The request
Count lines with the string "pour" in them. State the number alone.

Supplied material
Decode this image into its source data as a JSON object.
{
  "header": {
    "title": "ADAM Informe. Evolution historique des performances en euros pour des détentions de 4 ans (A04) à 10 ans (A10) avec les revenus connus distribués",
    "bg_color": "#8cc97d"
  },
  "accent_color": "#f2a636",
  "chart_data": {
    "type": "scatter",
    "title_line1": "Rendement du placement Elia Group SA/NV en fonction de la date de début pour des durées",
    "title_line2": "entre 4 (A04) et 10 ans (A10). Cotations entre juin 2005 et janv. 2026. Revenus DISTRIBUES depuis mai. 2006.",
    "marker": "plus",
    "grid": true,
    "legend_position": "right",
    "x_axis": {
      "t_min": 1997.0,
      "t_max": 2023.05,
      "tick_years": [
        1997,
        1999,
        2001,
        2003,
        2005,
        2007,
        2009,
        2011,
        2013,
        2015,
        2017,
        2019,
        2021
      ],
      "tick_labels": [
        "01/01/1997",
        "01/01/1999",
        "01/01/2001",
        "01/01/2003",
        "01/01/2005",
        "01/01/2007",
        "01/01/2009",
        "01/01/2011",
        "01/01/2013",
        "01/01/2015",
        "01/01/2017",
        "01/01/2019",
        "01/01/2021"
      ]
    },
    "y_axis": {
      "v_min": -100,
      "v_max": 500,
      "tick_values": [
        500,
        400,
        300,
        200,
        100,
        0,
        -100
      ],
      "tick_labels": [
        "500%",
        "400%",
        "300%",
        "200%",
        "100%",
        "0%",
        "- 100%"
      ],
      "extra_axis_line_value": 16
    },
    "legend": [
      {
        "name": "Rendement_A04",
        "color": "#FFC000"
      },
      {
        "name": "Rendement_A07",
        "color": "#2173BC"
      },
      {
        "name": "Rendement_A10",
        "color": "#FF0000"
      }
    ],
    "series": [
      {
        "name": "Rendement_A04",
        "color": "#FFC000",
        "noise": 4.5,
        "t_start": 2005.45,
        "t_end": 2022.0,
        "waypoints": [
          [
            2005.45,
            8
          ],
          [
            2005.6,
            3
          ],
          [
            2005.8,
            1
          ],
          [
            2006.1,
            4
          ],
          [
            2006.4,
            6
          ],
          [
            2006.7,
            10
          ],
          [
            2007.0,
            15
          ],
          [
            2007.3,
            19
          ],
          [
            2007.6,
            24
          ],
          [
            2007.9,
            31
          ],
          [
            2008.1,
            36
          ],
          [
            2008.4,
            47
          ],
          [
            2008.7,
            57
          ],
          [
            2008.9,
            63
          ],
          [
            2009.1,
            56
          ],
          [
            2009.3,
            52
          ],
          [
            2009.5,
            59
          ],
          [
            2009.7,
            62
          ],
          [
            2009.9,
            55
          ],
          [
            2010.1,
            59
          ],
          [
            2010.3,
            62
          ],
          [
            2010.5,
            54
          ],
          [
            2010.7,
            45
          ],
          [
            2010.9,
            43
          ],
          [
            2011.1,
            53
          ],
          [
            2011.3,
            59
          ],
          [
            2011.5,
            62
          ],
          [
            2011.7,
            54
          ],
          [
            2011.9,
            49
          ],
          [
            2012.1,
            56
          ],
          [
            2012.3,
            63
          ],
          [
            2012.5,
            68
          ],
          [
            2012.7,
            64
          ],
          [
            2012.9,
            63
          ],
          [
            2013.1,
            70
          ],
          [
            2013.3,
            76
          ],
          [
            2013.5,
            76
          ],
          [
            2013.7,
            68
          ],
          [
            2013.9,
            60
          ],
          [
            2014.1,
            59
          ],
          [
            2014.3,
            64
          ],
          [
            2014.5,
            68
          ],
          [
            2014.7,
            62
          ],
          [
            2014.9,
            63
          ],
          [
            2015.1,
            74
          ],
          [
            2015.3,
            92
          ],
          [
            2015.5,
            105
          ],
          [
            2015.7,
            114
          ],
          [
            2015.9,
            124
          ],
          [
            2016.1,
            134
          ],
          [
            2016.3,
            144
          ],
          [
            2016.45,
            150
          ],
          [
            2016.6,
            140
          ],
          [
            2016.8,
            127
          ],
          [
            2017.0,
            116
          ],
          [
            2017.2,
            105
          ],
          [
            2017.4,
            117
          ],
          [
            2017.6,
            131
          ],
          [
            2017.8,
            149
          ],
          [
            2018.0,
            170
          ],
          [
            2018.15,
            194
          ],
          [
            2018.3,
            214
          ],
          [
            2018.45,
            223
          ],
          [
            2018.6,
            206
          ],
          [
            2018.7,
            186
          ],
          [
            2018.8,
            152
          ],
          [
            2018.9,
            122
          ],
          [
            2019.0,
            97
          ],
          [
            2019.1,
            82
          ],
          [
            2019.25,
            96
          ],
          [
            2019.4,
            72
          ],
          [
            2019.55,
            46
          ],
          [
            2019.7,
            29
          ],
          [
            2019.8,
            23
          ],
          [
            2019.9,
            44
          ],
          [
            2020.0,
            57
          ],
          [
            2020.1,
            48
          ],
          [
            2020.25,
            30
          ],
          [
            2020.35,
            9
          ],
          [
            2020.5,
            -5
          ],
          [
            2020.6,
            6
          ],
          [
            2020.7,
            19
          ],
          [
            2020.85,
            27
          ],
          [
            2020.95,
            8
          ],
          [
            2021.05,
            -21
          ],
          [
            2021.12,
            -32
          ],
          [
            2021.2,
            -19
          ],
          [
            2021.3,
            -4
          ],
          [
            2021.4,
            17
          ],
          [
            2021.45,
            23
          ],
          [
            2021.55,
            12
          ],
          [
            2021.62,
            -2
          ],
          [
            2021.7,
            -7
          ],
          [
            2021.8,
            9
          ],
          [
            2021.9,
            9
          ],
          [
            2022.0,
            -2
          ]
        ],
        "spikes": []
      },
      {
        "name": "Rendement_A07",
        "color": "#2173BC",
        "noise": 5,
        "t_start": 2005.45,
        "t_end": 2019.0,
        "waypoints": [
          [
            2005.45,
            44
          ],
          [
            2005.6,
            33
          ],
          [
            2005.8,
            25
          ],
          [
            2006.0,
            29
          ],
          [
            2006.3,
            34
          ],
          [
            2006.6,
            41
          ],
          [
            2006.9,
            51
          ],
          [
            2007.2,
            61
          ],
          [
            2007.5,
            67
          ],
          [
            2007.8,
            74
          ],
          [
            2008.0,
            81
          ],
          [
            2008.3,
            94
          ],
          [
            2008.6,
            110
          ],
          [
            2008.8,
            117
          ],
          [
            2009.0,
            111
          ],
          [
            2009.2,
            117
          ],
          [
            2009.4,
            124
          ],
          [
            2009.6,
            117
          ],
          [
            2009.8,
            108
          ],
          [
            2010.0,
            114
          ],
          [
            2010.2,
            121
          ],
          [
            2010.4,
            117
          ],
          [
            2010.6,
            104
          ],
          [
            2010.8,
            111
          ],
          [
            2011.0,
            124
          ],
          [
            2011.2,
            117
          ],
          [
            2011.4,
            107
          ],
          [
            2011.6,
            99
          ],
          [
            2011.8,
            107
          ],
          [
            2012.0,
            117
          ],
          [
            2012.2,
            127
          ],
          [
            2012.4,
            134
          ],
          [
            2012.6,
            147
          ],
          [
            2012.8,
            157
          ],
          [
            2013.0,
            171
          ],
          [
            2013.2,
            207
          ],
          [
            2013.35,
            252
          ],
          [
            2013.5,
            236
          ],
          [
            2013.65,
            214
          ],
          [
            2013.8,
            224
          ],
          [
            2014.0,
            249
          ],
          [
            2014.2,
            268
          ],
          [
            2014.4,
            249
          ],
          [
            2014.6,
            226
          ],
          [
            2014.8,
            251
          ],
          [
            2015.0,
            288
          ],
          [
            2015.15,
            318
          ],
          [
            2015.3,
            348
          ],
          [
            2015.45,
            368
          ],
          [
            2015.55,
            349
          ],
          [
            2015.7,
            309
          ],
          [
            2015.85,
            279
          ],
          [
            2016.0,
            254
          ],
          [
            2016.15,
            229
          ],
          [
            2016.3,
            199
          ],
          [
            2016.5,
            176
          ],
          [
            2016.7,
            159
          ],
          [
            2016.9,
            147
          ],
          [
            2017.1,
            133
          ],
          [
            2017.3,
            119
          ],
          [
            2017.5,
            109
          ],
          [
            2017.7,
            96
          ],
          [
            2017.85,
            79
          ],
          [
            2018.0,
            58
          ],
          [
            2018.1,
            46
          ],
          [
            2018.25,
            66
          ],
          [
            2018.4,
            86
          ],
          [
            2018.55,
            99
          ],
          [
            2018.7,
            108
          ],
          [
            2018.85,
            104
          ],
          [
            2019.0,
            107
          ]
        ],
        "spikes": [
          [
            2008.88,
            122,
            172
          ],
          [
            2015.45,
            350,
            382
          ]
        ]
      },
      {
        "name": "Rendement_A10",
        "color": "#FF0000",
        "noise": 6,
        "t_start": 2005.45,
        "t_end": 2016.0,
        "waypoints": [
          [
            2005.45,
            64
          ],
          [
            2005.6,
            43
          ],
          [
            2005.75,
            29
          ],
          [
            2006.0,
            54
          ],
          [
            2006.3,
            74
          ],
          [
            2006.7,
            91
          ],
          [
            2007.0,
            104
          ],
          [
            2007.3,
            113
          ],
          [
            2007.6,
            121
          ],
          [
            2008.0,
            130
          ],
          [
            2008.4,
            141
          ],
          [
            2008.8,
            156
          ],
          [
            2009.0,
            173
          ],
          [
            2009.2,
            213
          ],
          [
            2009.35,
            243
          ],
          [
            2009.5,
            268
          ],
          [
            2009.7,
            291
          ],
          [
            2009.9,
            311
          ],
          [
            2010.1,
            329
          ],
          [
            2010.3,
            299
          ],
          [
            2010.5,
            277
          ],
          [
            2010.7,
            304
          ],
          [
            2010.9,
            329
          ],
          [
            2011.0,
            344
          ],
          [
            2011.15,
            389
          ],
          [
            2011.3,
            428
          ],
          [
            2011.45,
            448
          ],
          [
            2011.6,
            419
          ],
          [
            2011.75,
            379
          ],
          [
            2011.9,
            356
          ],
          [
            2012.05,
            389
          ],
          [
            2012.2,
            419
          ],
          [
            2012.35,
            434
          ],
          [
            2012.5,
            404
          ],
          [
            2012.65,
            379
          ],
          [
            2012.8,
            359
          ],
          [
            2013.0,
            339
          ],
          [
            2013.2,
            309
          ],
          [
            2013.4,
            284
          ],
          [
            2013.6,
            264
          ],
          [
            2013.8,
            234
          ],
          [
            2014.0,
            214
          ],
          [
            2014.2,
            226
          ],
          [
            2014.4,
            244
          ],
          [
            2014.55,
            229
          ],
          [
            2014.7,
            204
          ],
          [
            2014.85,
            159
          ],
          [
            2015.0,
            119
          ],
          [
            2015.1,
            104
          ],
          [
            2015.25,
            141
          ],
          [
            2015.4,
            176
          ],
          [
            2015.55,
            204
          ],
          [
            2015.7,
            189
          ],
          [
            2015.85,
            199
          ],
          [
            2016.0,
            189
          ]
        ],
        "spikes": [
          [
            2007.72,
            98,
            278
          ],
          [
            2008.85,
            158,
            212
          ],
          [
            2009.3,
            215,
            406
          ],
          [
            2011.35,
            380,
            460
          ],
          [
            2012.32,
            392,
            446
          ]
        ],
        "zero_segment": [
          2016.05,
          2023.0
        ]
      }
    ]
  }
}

Finished task
2